> STATED GOAL: Produce the listing below again, exactly as shown.

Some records
>> begin

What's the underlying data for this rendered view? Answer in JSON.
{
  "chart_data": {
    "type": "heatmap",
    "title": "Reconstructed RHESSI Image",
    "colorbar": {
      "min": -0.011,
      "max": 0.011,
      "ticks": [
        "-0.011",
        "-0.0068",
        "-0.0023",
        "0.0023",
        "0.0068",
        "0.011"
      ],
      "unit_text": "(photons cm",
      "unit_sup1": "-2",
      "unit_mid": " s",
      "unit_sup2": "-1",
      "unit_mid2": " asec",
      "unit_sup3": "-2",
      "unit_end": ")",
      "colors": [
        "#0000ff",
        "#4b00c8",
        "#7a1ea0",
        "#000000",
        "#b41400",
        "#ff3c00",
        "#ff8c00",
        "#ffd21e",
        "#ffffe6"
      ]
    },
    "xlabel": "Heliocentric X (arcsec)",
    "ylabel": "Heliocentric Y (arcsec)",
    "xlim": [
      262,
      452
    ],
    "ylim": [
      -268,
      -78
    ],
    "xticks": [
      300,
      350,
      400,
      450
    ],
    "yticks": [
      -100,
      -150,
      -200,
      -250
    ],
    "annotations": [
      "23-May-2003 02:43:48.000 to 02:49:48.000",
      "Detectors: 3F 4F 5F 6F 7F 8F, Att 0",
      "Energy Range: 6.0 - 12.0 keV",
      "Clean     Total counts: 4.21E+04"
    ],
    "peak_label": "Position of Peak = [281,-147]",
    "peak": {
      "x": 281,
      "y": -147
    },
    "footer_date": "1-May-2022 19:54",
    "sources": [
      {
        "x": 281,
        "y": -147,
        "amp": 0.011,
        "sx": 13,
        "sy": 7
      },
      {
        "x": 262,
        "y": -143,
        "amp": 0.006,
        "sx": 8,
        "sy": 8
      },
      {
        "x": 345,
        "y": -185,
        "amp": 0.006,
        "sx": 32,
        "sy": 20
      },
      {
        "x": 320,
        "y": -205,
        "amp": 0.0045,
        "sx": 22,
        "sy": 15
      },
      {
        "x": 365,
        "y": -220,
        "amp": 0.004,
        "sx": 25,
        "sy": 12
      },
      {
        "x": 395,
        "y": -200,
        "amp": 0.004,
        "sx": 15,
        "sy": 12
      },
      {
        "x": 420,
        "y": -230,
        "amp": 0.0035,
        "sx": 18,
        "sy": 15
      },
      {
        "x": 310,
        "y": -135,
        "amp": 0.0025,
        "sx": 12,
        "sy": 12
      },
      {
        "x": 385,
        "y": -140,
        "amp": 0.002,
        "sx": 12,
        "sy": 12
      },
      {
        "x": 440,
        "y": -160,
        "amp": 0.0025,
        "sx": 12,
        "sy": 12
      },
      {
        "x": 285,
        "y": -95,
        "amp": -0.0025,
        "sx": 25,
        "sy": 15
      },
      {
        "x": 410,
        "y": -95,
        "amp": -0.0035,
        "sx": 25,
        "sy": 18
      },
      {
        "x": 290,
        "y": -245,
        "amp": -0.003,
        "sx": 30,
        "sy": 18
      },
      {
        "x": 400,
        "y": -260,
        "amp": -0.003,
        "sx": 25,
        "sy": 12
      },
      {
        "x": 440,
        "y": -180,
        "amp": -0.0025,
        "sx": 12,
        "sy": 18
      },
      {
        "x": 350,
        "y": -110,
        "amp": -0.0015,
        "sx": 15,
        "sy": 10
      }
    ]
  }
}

>> end

> ANSWER TO THIS EXERCISE:
What's the underlying data for this rendered view? Answer in JSON.
{
  "chart_data": {
    "type": "heatmap",
    "title": "Reconstructed RHESSI Image",
    "colorbar": {
      "min": -0.011,
      "max": 0.011,
      "ticks": [
        "-0.011",
        "-0.0068",
        "-0.0023",
        "0.0023",
        "0.0068",
        "0.011"
      ],
      "unit_text": "(photons cm",
      "unit_sup1": "-2",
      "unit_mid": " s",
      "unit_sup2": "-1",
      "unit_mid2": " asec",
      "unit_sup3": "-2",
      "unit_end": ")",
      "colors": [
        "#0000ff",
        "#4b00c8",
        "#7a1ea0",
        "#000000",
        "#b41400",
        "#ff3c00",
        "#ff8c00",
        "#ffd21e",
        "#ffffe6"
      ]
    },
    "xlabel": "Heliocentric X (arcsec)",
    "ylabel": "Heliocentric Y (arcsec)",
    "xlim": [
      262,
      452
    ],
    "ylim": [
      -268,
      -78
    ],
    "xticks": [
      300,
      350,
      400,
      450
    ],
    "yticks": [
      -100,
      -150,
      -200,
      -250
    ],
    "annotations": [
      "23-May-2003 02:43:48.000 to 02:49:48.000",
      "Detectors: 3F 4F 5F 6F 7F 8F, Att 0",
      "Energy Range: 6.0 - 12.0 keV",
      "Clean     Total counts: 4.21E+04"
    ],
    "peak_label": "Position of Peak = [281,-147]",
    "peak": {
      "x": 281,
      "y": -147
    },
    "footer_date": "1-May-2022 19:54",
    "sources": [
      {
        "x": 281,
        "y": -147,
        "amp": 0.011,
        "sx": 13,
        "sy": 7
      },
      {
        "x": 262,
        "y": -143,
        "amp": 0.006,
        "sx": 8,
        "sy": 8
      },
      {
        "x": 345,
        "y": -185,
        "amp": 0.006,
        "sx": 32,
        "sy": 20
      },
      {
        "x": 320,
        "y": -205,
        "amp": 0.0045,
        "sx": 22,
        "sy": 15
      },
      {
        "x": 365,
        "y": -220,
        "amp": 0.004,
        "sx": 25,
        "sy": 12
      },
      {
        "x": 395,
        "y": -200,
        "amp": 0.004,
        "sx": 15,
        "sy": 12
      },
      {
        "x": 420,
        "y": -230,
        "amp": 0.0035,
        "sx": 18,
        "sy": 15
      },
      {
        "x": 310,
        "y": -135,
        "amp": 0.0025,
        "sx": 12,
        "sy": 12
      },
      {
        "x": 385,
        "y": -140,
        "amp": 0.002,
        "sx": 12,
        "sy": 12
      },
      {
        "x": 440,
        "y": -160,
        "amp": 0.0025,
        "sx": 12,
        "sy": 12
      },
      {
        "x": 285,
        "y": -95,
        "amp": -0.0025,
        "sx": 25,
        "sy": 15
      },
      {
        "x": 410,
        "y": -95,
        "amp": -0.0035,
        "sx": 25,
        "sy": 18
      },
      {
        "x": 290,
        "y": -245,
        "amp": -0.003,
        "sx": 30,
        "sy": 18
      },
      {
        "x": 400,
        "y": -260,
        "amp": -0.003,
        "sx": 25,
        "sy": 12
      },
      {
        "x": 440,
        "y": -180,
        "amp": -0.0025,
        "sx": 12,
        "sy": 18
      },
      {
        "x": 350,
        "y": -110,
        "amp": -0.0015,
        "sx": 15,
        "sy": 10
      }
    ]
  }
}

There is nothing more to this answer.